| EXERCISE DIRECTIONS |
For the listing below, give the count of lines containing "Assuming", and no other text.

··········

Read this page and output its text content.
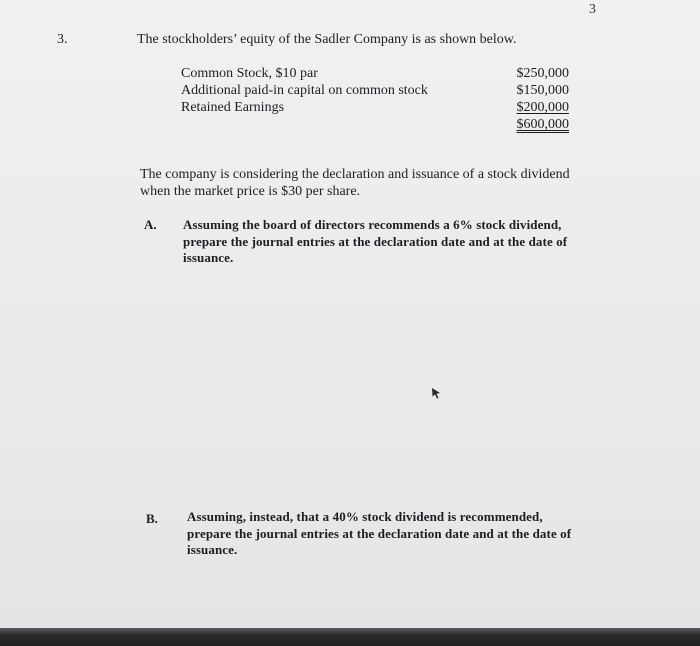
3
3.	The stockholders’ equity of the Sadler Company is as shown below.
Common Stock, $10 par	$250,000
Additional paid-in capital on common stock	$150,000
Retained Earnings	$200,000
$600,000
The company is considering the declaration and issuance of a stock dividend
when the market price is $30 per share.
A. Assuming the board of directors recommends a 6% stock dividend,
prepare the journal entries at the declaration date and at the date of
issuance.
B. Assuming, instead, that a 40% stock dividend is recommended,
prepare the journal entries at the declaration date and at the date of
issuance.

··········

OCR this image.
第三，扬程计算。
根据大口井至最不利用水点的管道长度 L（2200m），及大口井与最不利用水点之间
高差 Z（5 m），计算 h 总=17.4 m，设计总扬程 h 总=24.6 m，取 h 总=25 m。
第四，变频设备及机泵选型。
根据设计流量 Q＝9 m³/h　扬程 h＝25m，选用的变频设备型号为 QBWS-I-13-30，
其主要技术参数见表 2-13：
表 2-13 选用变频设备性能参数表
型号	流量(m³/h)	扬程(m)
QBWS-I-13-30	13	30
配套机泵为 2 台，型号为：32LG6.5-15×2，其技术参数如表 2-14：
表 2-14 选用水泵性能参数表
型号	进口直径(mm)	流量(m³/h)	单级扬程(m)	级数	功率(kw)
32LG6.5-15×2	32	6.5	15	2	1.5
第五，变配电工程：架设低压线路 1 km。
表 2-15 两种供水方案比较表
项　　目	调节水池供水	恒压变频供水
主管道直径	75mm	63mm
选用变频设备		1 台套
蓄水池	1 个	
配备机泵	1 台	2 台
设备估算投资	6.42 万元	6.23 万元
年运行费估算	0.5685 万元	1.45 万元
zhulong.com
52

··········

| FINAL RESULT |
2